[start of Material supplied]
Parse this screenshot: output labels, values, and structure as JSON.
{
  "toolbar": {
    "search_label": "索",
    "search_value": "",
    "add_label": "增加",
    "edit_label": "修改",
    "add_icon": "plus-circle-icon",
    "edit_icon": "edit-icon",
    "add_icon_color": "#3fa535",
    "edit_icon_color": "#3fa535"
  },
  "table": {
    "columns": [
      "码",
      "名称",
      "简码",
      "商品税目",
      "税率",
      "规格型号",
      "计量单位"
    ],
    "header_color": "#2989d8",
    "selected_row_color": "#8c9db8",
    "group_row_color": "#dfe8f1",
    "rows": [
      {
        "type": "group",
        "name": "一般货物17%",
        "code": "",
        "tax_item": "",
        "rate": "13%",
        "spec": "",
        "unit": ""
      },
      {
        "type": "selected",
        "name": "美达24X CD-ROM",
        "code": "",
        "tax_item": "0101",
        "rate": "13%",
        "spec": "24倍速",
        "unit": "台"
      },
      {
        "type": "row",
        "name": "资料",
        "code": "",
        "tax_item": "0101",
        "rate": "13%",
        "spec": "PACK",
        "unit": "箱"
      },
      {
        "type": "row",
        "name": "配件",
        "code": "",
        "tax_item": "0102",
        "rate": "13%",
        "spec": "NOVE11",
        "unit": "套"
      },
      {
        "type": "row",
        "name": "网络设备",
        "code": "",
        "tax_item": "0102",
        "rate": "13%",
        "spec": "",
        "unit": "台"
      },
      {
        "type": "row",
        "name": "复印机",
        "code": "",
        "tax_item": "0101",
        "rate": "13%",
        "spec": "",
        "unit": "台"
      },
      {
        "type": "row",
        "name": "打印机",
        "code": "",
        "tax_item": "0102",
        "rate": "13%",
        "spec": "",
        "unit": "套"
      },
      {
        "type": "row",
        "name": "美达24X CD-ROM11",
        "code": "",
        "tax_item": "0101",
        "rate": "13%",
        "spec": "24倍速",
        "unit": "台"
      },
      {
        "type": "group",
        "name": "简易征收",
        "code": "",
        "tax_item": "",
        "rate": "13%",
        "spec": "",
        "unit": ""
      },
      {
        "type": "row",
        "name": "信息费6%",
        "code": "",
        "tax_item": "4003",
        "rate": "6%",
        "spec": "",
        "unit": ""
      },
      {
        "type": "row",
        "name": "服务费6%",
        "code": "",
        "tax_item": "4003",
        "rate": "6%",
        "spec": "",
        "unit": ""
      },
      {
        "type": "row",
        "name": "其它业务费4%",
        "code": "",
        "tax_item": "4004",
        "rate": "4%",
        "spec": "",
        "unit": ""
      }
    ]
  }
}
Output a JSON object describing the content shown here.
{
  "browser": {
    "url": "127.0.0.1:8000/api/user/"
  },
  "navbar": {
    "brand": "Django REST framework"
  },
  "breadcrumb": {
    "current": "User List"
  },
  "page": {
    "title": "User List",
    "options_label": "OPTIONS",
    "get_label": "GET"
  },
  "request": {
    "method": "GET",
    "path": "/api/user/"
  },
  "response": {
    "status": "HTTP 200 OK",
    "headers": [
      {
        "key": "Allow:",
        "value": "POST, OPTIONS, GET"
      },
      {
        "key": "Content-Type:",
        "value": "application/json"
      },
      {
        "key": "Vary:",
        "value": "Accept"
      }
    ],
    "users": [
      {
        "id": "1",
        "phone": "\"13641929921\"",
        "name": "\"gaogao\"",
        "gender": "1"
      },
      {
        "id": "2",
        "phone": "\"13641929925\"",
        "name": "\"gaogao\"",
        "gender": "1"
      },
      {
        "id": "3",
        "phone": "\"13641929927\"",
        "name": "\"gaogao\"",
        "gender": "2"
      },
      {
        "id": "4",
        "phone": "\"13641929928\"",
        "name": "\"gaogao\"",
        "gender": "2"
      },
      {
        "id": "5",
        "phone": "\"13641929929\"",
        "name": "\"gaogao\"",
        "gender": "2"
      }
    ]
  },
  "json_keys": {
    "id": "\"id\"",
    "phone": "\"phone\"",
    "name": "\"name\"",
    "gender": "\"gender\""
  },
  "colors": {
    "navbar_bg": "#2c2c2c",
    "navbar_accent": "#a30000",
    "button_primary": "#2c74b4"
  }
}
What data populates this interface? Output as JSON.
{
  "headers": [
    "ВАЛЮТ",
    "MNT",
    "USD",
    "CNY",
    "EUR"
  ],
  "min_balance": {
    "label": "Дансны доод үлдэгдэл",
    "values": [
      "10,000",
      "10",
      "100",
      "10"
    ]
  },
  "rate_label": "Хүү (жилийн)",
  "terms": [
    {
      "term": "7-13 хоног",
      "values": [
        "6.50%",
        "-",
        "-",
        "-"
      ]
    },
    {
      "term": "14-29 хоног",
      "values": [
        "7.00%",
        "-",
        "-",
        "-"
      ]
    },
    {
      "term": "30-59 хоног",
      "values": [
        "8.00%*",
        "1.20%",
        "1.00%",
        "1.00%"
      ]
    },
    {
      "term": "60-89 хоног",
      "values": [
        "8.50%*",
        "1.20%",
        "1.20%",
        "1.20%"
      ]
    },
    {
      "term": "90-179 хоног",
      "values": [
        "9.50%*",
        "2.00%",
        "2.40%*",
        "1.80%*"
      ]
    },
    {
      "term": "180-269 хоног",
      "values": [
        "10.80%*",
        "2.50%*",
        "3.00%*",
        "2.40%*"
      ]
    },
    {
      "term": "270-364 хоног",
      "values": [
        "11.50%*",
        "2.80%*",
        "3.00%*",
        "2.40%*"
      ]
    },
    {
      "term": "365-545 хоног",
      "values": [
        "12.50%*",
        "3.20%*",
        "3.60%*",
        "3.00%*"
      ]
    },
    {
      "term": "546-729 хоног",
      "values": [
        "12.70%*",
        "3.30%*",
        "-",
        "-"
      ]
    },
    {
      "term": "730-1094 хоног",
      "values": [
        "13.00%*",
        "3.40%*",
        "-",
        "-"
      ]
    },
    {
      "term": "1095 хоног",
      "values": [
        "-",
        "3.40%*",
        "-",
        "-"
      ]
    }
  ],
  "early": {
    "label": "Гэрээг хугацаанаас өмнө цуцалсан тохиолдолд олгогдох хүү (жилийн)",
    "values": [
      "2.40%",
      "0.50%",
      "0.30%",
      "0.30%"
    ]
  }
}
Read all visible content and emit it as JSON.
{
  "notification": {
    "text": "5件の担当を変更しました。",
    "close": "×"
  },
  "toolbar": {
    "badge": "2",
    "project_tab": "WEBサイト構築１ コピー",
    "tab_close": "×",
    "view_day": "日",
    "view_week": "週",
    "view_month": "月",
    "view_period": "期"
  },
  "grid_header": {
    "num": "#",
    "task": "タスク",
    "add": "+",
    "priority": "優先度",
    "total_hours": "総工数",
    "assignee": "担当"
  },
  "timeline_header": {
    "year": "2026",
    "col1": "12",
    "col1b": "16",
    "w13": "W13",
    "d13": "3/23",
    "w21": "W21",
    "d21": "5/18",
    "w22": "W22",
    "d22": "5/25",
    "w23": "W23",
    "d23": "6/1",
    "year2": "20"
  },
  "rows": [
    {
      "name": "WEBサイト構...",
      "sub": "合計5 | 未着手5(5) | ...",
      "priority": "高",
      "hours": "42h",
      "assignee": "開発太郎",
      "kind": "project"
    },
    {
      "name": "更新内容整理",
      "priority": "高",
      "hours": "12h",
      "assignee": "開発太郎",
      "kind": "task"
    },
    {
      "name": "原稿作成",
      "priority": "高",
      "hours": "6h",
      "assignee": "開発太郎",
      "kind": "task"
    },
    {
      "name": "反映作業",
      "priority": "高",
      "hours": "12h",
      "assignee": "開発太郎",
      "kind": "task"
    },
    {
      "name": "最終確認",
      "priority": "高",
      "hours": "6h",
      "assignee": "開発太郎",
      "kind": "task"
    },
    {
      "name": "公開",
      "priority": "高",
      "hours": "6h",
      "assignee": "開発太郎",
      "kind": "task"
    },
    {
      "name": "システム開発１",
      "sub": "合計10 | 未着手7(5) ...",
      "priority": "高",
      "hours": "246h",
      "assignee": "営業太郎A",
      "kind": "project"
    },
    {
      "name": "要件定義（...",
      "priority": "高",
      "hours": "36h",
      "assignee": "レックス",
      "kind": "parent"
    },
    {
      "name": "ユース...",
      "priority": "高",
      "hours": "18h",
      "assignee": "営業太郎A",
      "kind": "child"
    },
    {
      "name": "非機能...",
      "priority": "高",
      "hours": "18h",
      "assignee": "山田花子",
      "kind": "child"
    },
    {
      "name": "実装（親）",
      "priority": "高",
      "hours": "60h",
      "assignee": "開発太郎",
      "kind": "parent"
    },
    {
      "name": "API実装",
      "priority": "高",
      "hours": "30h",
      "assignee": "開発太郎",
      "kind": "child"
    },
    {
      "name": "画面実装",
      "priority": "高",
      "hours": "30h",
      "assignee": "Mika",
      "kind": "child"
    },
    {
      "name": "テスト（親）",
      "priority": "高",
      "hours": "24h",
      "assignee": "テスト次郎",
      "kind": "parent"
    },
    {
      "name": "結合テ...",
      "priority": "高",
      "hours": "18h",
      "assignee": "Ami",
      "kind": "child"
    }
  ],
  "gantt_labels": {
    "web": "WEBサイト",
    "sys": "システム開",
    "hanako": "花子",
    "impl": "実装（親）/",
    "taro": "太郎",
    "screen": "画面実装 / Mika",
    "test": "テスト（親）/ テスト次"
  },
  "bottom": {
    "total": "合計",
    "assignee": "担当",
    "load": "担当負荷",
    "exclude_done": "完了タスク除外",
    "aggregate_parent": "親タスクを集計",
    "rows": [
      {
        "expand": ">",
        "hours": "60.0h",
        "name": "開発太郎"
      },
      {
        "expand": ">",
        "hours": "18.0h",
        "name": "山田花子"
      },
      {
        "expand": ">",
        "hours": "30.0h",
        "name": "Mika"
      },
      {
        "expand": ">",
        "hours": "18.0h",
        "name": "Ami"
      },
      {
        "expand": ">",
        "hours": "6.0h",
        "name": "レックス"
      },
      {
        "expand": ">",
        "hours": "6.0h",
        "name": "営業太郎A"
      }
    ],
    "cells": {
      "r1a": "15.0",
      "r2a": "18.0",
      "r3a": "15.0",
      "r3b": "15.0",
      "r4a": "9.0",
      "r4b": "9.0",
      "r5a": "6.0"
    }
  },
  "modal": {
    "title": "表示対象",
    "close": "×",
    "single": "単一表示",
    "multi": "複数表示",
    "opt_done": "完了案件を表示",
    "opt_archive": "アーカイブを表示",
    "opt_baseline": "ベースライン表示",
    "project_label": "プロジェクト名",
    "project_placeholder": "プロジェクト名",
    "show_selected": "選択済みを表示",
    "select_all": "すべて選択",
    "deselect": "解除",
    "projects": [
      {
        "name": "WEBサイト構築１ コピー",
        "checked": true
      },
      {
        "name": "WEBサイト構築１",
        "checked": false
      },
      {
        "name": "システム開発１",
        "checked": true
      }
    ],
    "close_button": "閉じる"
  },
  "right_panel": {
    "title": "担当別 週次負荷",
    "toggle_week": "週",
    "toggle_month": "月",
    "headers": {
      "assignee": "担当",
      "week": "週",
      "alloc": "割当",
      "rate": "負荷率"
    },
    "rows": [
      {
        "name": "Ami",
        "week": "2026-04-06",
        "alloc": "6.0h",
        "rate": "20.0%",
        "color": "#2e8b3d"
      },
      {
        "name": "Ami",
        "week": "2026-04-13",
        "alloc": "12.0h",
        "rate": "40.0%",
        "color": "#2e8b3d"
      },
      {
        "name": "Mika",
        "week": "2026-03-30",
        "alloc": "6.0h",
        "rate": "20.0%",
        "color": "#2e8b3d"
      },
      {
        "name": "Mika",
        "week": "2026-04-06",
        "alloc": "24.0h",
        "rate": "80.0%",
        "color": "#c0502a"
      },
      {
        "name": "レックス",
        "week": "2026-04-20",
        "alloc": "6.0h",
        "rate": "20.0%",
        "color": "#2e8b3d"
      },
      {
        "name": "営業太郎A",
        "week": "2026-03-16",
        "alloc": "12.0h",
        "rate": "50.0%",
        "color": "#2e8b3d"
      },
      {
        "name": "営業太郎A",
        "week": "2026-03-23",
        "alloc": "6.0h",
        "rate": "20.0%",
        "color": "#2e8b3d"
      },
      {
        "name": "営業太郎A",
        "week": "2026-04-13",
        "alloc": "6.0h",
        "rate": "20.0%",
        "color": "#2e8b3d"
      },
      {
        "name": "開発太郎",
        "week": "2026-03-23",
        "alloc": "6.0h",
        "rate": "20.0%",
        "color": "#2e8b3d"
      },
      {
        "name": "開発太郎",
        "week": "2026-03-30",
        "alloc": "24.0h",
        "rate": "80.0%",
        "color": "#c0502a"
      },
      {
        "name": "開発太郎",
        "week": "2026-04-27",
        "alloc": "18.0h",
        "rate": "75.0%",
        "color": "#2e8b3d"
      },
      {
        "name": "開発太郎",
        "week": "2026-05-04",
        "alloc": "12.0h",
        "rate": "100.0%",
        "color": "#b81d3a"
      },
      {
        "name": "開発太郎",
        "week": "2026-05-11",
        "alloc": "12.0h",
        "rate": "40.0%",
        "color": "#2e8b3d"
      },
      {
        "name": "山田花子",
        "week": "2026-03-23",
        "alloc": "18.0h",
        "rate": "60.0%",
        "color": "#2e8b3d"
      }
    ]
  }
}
[end of Material supplied]
Task to complete:
In the listing, find all lines with the string "title" and copy them.

Written response:
    "title": "User List",
    "title": "表示対象",
    "title": "担当別 週次負荷",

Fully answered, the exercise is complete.